» Task
Your task is to output the data exactly as it stands.

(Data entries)
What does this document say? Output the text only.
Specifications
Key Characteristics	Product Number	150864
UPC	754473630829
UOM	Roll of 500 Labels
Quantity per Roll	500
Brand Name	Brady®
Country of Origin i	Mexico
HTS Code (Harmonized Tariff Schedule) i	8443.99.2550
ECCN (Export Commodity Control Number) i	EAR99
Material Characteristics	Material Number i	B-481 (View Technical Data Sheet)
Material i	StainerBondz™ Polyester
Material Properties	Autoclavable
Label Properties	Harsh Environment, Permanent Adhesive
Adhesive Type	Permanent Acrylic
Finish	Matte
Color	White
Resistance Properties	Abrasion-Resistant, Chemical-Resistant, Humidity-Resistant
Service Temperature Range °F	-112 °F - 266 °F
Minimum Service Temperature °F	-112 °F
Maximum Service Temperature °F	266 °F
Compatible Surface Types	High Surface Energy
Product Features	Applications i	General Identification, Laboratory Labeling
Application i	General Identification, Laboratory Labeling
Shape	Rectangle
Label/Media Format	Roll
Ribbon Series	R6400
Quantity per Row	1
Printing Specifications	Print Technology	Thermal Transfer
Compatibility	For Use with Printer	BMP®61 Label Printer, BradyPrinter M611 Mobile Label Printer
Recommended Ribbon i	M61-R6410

» Answer
What does this document say? Output the text only.
Specifications
Key Characteristics	Product Number	150864
UPC	754473630829
UOM	Roll of 500 Labels
Quantity per Roll	500
Brand Name	Brady®
Country of Origin i	Mexico
HTS Code (Harmonized Tariff Schedule) i	8443.99.2550
ECCN (Export Commodity Control Number) i	EAR99
Material Characteristics	Material Number i	B-481 (View Technical Data Sheet)
Material i	StainerBondz™ Polyester
Material Properties	Autoclavable
Label Properties	Harsh Environment, Permanent Adhesive
Adhesive Type	Permanent Acrylic
Finish	Matte
Color	White
Resistance Properties	Abrasion-Resistant, Chemical-Resistant, Humidity-Resistant
Service Temperature Range °F	-112 °F - 266 °F
Minimum Service Temperature °F	-112 °F
Maximum Service Temperature °F	266 °F
Compatible Surface Types	High Surface Energy
Product Features	Applications i	General Identification, Laboratory Labeling
Application i	General Identification, Laboratory Labeling
Shape	Rectangle
Label/Media Format	Roll
Ribbon Series	R6400
Quantity per Row	1
Printing Specifications	Print Technology	Thermal Transfer
Compatibility	For Use with Printer	BMP®61 Label Printer, BradyPrinter M611 Mobile Label Printer
Recommended Ribbon i	M61-R6410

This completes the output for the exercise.